Data records:
^^^^^^^^

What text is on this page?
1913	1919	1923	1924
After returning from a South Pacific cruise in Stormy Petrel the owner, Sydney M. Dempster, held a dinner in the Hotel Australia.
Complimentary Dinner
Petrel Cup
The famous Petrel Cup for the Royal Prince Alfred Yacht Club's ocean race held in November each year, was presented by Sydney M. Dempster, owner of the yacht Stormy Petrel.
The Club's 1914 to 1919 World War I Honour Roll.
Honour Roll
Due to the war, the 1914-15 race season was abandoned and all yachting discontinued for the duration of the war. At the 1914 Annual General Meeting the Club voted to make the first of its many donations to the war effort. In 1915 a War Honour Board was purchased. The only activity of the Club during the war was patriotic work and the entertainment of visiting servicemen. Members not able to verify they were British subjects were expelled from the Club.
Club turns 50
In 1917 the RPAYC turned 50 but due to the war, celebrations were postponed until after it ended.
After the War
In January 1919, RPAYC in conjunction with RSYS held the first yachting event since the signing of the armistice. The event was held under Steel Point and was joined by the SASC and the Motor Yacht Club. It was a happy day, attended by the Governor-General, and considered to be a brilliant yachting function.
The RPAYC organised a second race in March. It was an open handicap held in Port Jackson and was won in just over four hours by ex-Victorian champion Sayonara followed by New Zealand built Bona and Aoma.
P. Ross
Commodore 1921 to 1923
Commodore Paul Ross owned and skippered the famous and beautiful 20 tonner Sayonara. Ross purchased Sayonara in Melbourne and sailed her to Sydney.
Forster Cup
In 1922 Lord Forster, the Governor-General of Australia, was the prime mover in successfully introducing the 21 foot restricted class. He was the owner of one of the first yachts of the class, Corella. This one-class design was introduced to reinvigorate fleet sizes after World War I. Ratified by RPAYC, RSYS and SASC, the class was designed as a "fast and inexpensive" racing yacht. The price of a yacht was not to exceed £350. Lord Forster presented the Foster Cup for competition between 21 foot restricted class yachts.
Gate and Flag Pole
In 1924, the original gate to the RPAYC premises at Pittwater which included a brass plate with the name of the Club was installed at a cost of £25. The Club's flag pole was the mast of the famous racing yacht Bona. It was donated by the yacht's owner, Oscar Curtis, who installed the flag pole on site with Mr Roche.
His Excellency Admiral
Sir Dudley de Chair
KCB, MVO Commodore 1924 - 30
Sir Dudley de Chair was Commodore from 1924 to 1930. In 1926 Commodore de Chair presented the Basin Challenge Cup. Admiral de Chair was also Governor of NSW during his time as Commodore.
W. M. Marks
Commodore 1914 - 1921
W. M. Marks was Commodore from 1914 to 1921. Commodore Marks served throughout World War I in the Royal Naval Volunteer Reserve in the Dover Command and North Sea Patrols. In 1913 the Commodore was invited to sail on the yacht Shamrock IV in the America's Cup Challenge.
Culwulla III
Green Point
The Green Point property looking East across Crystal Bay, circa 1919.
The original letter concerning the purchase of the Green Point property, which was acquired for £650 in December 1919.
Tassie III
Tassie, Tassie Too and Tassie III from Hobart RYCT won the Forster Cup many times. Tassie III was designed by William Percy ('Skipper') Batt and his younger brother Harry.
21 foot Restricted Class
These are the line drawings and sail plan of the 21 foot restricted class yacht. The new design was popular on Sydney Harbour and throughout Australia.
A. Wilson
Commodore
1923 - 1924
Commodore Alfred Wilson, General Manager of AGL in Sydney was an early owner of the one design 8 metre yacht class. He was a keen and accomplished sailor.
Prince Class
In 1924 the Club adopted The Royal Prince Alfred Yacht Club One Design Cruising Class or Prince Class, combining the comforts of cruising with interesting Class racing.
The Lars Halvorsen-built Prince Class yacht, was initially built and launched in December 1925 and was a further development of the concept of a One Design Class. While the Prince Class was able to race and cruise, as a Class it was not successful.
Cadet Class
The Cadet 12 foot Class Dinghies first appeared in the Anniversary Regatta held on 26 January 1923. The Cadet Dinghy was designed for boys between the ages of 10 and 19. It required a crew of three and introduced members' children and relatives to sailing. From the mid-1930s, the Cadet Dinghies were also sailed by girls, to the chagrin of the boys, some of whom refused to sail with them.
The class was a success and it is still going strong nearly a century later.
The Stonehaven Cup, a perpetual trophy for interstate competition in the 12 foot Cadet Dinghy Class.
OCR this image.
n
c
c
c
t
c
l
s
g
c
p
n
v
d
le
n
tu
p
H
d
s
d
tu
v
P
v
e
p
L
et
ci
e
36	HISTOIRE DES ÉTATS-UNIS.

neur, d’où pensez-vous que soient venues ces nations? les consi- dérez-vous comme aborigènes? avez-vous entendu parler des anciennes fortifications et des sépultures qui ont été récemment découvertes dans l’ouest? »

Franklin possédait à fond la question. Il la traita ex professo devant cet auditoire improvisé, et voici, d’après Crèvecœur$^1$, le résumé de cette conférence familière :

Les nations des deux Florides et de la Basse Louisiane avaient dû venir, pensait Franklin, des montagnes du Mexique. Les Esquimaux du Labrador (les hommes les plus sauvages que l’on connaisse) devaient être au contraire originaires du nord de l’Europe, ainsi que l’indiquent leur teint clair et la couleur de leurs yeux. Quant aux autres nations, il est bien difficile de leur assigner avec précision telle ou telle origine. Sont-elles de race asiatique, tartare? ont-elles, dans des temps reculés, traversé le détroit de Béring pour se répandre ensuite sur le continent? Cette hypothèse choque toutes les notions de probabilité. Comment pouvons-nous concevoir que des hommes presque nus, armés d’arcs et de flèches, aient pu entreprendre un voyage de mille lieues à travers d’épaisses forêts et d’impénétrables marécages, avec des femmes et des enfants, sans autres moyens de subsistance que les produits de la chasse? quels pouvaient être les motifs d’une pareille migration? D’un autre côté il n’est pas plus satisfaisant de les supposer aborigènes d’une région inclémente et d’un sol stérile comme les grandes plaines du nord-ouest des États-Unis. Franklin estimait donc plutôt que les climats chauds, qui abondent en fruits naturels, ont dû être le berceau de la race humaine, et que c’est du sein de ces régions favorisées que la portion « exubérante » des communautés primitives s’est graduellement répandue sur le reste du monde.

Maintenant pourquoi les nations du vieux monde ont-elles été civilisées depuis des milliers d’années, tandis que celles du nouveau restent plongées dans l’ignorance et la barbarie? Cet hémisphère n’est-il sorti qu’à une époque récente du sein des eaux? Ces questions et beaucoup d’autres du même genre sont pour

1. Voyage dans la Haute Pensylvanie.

^^^^^^^^

__Given instruction__.
Go through the listing above line by line and say how many lines hold the word "Admiral". Reply with that number only.

__Answer__.
2